### INSTRUÇÕES DA TAREFA
Liste todos os valores em reais que aparecem no trecho sobre a incineração de vacinas e insumos pelo Ministério da Saúde, na ordem em que surgem.

### TRECHO SELECIONADO
==============================

Em 2025, o Ministério da Saúde realizou a incineração de mais de R$ 108,4 milhões em vacinas, medicamentos e insumos, sendo que uma parte significativa desse montante, R$ 18,5 milhões, ainda estava dentro do prazo de validade. Esse desperdício, embora tenha sido menor que em anos anteriores, ainda está acima dos níveis registrados antes da pandemia de Covid-19, refletindo um problema persistente na gestão de recursos.
Além das vacinas, itens descartados incluem equipamentos hospitalares e kits essenciais
Entre os itens descartados, estavam produtos de alto valor, como uma bomba de infusão de fluidos, que é utilizada em hospitais para administrar medicamentos, sangue e nutrientes aos pacientes, e dois kits completos para monitoramento de glicose, que só venceriam em dezembro de 2050. Esses itens, adquiridos por meio de decisões judiciais em julho de 2019, foram comprados a preços de R$ 900 e R$ 58,99 cada unidade, respectivamente.

==============================

### DADOS ARMAZENADOS
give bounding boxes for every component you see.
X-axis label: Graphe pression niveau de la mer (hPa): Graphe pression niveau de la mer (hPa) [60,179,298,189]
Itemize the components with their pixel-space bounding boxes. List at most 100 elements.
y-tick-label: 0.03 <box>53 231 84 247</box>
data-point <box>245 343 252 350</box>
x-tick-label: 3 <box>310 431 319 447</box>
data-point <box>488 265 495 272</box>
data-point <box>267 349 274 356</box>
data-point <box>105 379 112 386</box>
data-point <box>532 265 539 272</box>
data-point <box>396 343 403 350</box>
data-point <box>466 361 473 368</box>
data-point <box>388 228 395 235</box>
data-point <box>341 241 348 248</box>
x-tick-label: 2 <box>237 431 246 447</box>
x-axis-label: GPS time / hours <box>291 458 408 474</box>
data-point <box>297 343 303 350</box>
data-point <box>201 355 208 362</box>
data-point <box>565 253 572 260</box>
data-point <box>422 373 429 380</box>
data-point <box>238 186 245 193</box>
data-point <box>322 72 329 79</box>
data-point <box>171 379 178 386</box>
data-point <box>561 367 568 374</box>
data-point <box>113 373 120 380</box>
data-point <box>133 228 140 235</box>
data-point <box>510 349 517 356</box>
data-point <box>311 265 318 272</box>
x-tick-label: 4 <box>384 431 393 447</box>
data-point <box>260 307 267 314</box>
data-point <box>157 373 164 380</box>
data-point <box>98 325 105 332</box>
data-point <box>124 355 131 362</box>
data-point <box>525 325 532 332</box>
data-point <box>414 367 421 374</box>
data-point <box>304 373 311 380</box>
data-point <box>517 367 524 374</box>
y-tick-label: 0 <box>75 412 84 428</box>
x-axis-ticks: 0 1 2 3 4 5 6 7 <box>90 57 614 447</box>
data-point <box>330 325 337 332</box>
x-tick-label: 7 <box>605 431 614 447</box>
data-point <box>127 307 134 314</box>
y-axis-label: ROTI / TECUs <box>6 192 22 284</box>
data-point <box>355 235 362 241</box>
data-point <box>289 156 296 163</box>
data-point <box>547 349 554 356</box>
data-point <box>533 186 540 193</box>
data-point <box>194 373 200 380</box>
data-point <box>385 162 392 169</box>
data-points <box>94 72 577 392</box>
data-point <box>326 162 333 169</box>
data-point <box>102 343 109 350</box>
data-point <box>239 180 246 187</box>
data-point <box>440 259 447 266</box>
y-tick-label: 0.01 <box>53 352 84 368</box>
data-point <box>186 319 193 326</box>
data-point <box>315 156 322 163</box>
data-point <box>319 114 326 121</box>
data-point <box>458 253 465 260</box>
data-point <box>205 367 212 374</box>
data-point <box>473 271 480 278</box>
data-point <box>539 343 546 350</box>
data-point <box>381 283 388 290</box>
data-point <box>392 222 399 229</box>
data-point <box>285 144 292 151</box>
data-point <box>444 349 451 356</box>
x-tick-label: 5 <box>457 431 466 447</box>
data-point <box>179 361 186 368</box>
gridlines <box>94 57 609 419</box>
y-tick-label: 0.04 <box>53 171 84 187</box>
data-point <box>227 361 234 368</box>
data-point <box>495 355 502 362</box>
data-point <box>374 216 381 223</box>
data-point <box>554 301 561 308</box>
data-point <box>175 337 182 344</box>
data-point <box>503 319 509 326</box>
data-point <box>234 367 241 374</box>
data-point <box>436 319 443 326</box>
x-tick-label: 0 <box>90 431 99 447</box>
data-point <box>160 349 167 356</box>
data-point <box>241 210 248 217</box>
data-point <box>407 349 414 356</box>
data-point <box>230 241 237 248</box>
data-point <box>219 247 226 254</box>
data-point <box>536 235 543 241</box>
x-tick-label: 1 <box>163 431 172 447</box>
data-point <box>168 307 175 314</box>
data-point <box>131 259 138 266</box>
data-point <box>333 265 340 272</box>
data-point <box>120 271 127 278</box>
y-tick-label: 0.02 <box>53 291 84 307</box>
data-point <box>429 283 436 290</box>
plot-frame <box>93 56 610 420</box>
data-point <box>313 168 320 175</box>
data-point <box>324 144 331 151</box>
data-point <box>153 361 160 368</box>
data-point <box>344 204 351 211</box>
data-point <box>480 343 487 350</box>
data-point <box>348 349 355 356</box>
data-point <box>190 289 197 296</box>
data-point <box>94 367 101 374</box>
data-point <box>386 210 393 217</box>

==============================

### RESPOSTA DO EXERCÍCIO
R$ 108,4 milhões
R$ 18,5 milhões
R$ 900
R$ 58,99